## Task
Reproduce the records below without any change, from the line with "volume-bar [47, 452, 49, 475]" up to and including the line with "volume-bar [98, 455, 100, 475]".

*****

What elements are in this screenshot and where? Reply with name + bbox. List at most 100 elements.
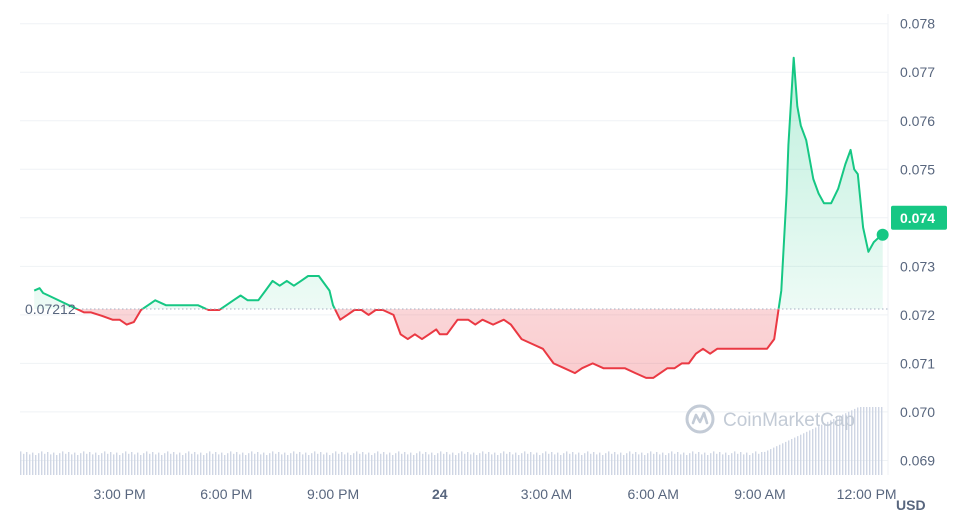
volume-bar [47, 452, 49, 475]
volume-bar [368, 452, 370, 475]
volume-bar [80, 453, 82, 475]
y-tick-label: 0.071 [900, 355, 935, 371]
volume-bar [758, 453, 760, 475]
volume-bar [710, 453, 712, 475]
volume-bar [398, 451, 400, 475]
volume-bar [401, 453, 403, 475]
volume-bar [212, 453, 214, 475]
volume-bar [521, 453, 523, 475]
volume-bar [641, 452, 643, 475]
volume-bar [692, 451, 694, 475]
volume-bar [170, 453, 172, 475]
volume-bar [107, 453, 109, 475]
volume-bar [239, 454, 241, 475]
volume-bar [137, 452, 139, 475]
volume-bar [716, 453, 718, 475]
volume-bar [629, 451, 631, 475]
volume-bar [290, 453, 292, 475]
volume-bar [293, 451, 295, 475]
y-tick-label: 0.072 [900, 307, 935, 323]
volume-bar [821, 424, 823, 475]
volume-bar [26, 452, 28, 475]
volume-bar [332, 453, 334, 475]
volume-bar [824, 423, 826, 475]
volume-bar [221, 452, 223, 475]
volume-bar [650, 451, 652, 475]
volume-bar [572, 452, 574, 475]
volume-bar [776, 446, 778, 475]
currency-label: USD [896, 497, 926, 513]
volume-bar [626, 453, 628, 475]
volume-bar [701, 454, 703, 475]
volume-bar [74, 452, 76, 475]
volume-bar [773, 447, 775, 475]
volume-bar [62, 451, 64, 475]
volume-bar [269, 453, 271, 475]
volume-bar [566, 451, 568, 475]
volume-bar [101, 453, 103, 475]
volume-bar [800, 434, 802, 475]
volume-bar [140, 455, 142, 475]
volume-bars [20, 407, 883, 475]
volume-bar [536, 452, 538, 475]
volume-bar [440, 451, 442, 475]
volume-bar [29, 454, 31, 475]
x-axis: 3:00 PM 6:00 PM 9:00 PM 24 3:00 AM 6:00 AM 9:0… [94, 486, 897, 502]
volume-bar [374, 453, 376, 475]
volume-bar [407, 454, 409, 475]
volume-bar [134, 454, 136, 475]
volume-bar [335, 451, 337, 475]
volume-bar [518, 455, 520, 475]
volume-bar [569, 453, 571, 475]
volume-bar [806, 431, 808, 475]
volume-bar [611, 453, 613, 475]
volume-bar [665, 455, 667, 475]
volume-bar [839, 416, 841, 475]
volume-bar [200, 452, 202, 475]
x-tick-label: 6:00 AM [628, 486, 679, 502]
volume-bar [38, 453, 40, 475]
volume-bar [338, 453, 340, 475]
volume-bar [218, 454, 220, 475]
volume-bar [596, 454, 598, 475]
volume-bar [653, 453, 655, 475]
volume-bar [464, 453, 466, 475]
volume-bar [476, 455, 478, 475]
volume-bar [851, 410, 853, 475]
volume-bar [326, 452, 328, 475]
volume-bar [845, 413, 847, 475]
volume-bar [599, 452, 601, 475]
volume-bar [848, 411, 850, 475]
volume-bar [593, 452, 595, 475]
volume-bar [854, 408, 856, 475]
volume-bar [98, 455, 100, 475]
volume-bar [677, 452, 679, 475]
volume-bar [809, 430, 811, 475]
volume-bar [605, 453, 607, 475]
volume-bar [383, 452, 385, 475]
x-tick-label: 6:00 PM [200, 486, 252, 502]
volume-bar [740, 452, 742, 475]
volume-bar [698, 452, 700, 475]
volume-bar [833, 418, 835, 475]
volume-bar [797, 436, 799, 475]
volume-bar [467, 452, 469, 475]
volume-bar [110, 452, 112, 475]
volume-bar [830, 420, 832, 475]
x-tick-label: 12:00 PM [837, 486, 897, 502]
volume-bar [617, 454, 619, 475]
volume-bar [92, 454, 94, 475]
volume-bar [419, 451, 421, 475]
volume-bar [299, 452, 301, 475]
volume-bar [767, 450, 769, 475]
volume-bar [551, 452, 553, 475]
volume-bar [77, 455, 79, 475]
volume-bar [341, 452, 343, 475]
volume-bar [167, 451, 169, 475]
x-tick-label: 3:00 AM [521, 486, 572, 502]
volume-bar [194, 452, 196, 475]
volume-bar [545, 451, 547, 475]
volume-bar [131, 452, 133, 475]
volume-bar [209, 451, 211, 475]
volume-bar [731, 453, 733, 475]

*****

## Result
volume-bar [47, 452, 49, 475]
volume-bar [368, 452, 370, 475]
volume-bar [80, 453, 82, 475]
y-tick-label: 0.071 [900, 355, 935, 371]
volume-bar [758, 453, 760, 475]
volume-bar [710, 453, 712, 475]
volume-bar [398, 451, 400, 475]
volume-bar [401, 453, 403, 475]
volume-bar [212, 453, 214, 475]
volume-bar [521, 453, 523, 475]
volume-bar [641, 452, 643, 475]
volume-bar [692, 451, 694, 475]
volume-bar [170, 453, 172, 475]
volume-bar [107, 453, 109, 475]
volume-bar [239, 454, 241, 475]
volume-bar [137, 452, 139, 475]
volume-bar [716, 453, 718, 475]
volume-bar [629, 451, 631, 475]
volume-bar [290, 453, 292, 475]
volume-bar [293, 451, 295, 475]
y-tick-label: 0.072 [900, 307, 935, 323]
volume-bar [821, 424, 823, 475]
volume-bar [26, 452, 28, 475]
volume-bar [332, 453, 334, 475]
volume-bar [824, 423, 826, 475]
volume-bar [221, 452, 223, 475]
volume-bar [650, 451, 652, 475]
volume-bar [572, 452, 574, 475]
volume-bar [776, 446, 778, 475]
currency-label: USD [896, 497, 926, 513]
volume-bar [626, 453, 628, 475]
volume-bar [701, 454, 703, 475]
volume-bar [74, 452, 76, 475]
volume-bar [773, 447, 775, 475]
volume-bar [62, 451, 64, 475]
volume-bar [269, 453, 271, 475]
volume-bar [566, 451, 568, 475]
volume-bar [101, 453, 103, 475]
volume-bar [800, 434, 802, 475]
volume-bar [140, 455, 142, 475]
volume-bars [20, 407, 883, 475]
volume-bar [536, 452, 538, 475]
volume-bar [440, 451, 442, 475]
volume-bar [29, 454, 31, 475]
x-axis: 3:00 PM 6:00 PM 9:00 PM 24 3:00 AM 6:00 AM 9:0… [94, 486, 897, 502]
volume-bar [374, 453, 376, 475]
volume-bar [407, 454, 409, 475]
volume-bar [134, 454, 136, 475]
volume-bar [335, 451, 337, 475]
volume-bar [518, 455, 520, 475]
volume-bar [569, 453, 571, 475]
volume-bar [806, 431, 808, 475]
volume-bar [611, 453, 613, 475]
volume-bar [665, 455, 667, 475]
volume-bar [839, 416, 841, 475]
volume-bar [200, 452, 202, 475]
x-tick-label: 6:00 AM [628, 486, 679, 502]
volume-bar [38, 453, 40, 475]
volume-bar [338, 453, 340, 475]
volume-bar [218, 454, 220, 475]
volume-bar [596, 454, 598, 475]
volume-bar [653, 453, 655, 475]
volume-bar [464, 453, 466, 475]
volume-bar [476, 455, 478, 475]
volume-bar [851, 410, 853, 475]
volume-bar [326, 452, 328, 475]
volume-bar [845, 413, 847, 475]
volume-bar [599, 452, 601, 475]
volume-bar [848, 411, 850, 475]
volume-bar [593, 452, 595, 475]
volume-bar [854, 408, 856, 475]
volume-bar [98, 455, 100, 475]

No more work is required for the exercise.